§ **Collected data**:

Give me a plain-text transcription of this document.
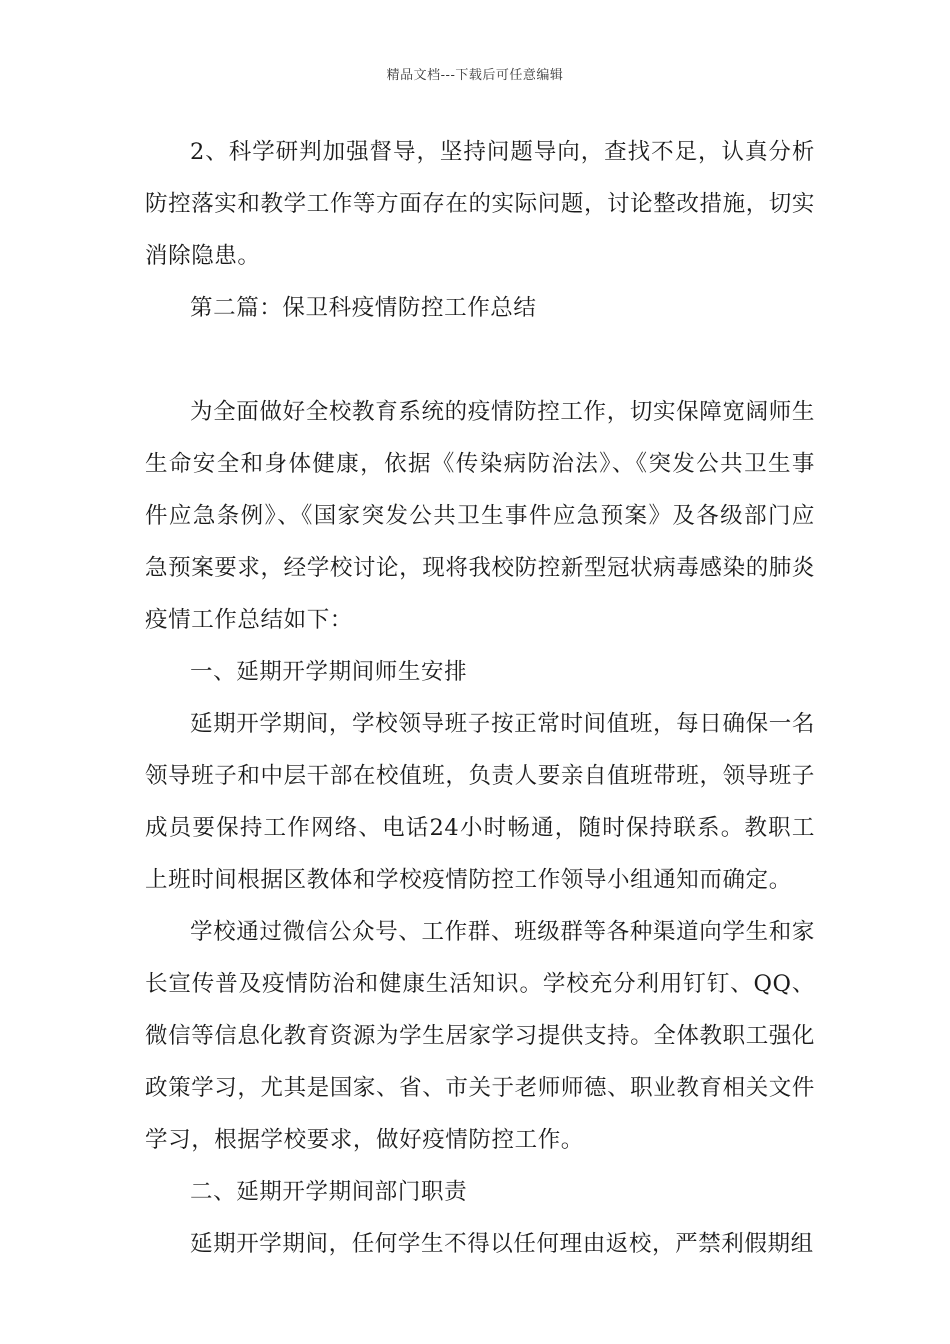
精品文档---下载后可任意编辑

2、科学研判加强督导，坚持问题导向，查找不足，认真分析防控落实和教学工作等方面存在的实际问题，讨论整改措施，切实消除隐患。

第二篇：保卫科疫情防控工作总结

为全面做好全校教育系统的疫情防控工作，切实保障宽阔师生生命安全和身体健康，依据《传染病防治法》、《突发公共卫生事件应急条例》、《国家突发公共卫生事件应急预案》及各级部门应急预案要求，经学校讨论，现将我校防控新型冠状病毒感染的肺炎疫情工作总结如下：

一、延期开学期间师生安排

延期开学期间，学校领导班子按正常时间值班，每日确保一名领导班子和中层干部在校值班，负责人要亲自值班带班，领导班子成员要保持工作网络、电话24小时畅通，随时保持联系。教职工上班时间根据区教体和学校疫情防控工作领导小组通知而确定。

学校通过微信公众号、工作群、班级群等各种渠道向学生和家长宣传普及疫情防治和健康生活知识。学校充分利用钉钉、QQ、微信等信息化教育资源为学生居家学习提供支持。全体教职工强化政策学习，尤其是国家、省、市关于老师师德、职业教育相关文件学习，根据学校要求，做好疫情防控工作。

二、延期开学期间部门职责

延期开学期间，任何学生不得以任何理由返校，严禁利假期组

§ **WORK TO DO**:
Return the records exactly. Don't carry the pictures over.

§ **RESPONSE TO THIS EXERCISE**:
Give me a plain-text transcription of this document.
精品文档---下载后可任意编辑

2、科学研判加强督导，坚持问题导向，查找不足，认真分析防控落实和教学工作等方面存在的实际问题，讨论整改措施，切实消除隐患。

第二篇：保卫科疫情防控工作总结

为全面做好全校教育系统的疫情防控工作，切实保障宽阔师生生命安全和身体健康，依据《传染病防治法》、《突发公共卫生事件应急条例》、《国家突发公共卫生事件应急预案》及各级部门应急预案要求，经学校讨论，现将我校防控新型冠状病毒感染的肺炎疫情工作总结如下：

一、延期开学期间师生安排

延期开学期间，学校领导班子按正常时间值班，每日确保一名领导班子和中层干部在校值班，负责人要亲自值班带班，领导班子成员要保持工作网络、电话24小时畅通，随时保持联系。教职工上班时间根据区教体和学校疫情防控工作领导小组通知而确定。

学校通过微信公众号、工作群、班级群等各种渠道向学生和家长宣传普及疫情防治和健康生活知识。学校充分利用钉钉、QQ、微信等信息化教育资源为学生居家学习提供支持。全体教职工强化政策学习，尤其是国家、省、市关于老师师德、职业教育相关文件学习，根据学校要求，做好疫情防控工作。

二、延期开学期间部门职责

延期开学期间，任何学生不得以任何理由返校，严禁利假期组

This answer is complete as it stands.